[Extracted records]
* * * * * * *

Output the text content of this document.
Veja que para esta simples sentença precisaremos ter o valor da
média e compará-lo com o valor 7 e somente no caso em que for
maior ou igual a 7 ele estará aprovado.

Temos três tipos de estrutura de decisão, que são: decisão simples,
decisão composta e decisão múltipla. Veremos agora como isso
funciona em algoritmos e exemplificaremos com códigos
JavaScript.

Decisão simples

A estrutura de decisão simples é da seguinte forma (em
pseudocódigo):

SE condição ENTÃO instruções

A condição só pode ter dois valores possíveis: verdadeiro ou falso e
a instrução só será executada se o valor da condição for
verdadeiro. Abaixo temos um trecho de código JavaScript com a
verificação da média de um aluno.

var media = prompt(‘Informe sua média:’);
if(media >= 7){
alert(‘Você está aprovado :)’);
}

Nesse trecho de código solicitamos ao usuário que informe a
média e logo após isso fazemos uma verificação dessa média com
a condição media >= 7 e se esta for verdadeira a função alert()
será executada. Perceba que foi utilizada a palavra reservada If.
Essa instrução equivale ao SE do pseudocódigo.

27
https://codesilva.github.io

* * * * * * *

**Exercise brief**
Scan the records above for the string "trecho", then select every line that holds it.

**Response for this exercise**
verdadeiro. Abaixo temos um trecho de código JavaScript com a
Nesse trecho de código solicitamos ao usuário que informe a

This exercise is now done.